▶ **Aim**
Will you quote all of the entries, word for word?
···
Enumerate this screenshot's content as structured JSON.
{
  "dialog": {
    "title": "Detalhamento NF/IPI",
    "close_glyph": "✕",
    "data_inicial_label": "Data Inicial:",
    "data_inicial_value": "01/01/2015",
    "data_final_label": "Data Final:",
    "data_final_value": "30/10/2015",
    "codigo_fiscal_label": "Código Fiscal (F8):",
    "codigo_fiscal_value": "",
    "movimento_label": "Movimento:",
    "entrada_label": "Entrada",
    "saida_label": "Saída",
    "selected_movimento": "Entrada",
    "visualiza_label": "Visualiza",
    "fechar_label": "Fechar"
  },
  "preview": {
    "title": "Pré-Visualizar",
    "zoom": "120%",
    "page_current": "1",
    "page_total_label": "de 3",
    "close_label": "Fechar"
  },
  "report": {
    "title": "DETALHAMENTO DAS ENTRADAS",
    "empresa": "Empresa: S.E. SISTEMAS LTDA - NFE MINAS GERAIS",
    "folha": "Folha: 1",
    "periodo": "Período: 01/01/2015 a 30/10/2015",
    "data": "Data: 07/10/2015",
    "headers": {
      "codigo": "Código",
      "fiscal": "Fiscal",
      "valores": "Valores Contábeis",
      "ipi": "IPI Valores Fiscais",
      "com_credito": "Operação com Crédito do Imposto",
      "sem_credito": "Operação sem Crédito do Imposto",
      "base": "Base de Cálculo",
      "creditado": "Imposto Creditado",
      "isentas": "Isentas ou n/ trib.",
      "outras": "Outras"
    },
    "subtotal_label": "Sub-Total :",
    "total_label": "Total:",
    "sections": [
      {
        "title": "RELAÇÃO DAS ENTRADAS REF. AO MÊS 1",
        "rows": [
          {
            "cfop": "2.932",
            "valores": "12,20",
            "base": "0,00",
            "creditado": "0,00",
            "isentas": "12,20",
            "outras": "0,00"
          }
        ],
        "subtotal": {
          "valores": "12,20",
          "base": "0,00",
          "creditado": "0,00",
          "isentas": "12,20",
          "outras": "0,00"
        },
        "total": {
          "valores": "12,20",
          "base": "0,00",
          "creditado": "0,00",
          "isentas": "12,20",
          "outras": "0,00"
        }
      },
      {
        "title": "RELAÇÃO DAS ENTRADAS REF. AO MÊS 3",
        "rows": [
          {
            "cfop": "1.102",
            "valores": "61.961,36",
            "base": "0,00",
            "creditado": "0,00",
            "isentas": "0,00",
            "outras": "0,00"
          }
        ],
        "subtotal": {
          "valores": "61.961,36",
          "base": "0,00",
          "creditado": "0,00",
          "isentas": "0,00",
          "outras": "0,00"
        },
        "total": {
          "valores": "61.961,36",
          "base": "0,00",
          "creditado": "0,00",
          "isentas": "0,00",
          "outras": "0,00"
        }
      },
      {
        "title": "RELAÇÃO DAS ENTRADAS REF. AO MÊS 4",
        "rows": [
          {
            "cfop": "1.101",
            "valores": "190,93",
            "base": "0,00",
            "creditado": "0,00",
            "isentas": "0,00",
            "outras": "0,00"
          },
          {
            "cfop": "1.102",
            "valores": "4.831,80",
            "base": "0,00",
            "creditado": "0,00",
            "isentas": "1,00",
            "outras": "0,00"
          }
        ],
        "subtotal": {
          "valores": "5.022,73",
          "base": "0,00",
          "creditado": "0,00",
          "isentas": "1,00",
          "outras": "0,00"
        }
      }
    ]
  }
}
···
▶ **Exercise output**
Enumerate this screenshot's content as structured JSON.
{
  "dialog": {
    "title": "Detalhamento NF/IPI",
    "close_glyph": "✕",
    "data_inicial_label": "Data Inicial:",
    "data_inicial_value": "01/01/2015",
    "data_final_label": "Data Final:",
    "data_final_value": "30/10/2015",
    "codigo_fiscal_label": "Código Fiscal (F8):",
    "codigo_fiscal_value": "",
    "movimento_label": "Movimento:",
    "entrada_label": "Entrada",
    "saida_label": "Saída",
    "selected_movimento": "Entrada",
    "visualiza_label": "Visualiza",
    "fechar_label": "Fechar"
  },
  "preview": {
    "title": "Pré-Visualizar",
    "zoom": "120%",
    "page_current": "1",
    "page_total_label": "de 3",
    "close_label": "Fechar"
  },
  "report": {
    "title": "DETALHAMENTO DAS ENTRADAS",
    "empresa": "Empresa: S.E. SISTEMAS LTDA - NFE MINAS GERAIS",
    "folha": "Folha: 1",
    "periodo": "Período: 01/01/2015 a 30/10/2015",
    "data": "Data: 07/10/2015",
    "headers": {
      "codigo": "Código",
      "fiscal": "Fiscal",
      "valores": "Valores Contábeis",
      "ipi": "IPI Valores Fiscais",
      "com_credito": "Operação com Crédito do Imposto",
      "sem_credito": "Operação sem Crédito do Imposto",
      "base": "Base de Cálculo",
      "creditado": "Imposto Creditado",
      "isentas": "Isentas ou n/ trib.",
      "outras": "Outras"
    },
    "subtotal_label": "Sub-Total :",
    "total_label": "Total:",
    "sections": [
      {
        "title": "RELAÇÃO DAS ENTRADAS REF. AO MÊS 1",
        "rows": [
          {
            "cfop": "2.932",
            "valores": "12,20",
            "base": "0,00",
            "creditado": "0,00",
            "isentas": "12,20",
            "outras": "0,00"
          }
        ],
        "subtotal": {
          "valores": "12,20",
          "base": "0,00",
          "creditado": "0,00",
          "isentas": "12,20",
          "outras": "0,00"
        },
        "total": {
          "valores": "12,20",
          "base": "0,00",
          "creditado": "0,00",
          "isentas": "12,20",
          "outras": "0,00"
        }
      },
      {
        "title": "RELAÇÃO DAS ENTRADAS REF. AO MÊS 3",
        "rows": [
          {
            "cfop": "1.102",
            "valores": "61.961,36",
            "base": "0,00",
            "creditado": "0,00",
            "isentas": "0,00",
            "outras": "0,00"
          }
        ],
        "subtotal": {
          "valores": "61.961,36",
          "base": "0,00",
          "creditado": "0,00",
          "isentas": "0,00",
          "outras": "0,00"
        },
        "total": {
          "valores": "61.961,36",
          "base": "0,00",
          "creditado": "0,00",
          "isentas": "0,00",
          "outras": "0,00"
        }
      },
      {
        "title": "RELAÇÃO DAS ENTRADAS REF. AO MÊS 4",
        "rows": [
          {
            "cfop": "1.101",
            "valores": "190,93",
            "base": "0,00",
            "creditado": "0,00",
            "isentas": "0,00",
            "outras": "0,00"
          },
          {
            "cfop": "1.102",
            "valores": "4.831,80",
            "base": "0,00",
            "creditado": "0,00",
            "isentas": "1,00",
            "outras": "0,00"
          }
        ],
        "subtotal": {
          "valores": "5.022,73",
          "base": "0,00",
          "creditado": "0,00",
          "isentas": "1,00",
          "outras": "0,00"
        }
      }
    ]
  }
}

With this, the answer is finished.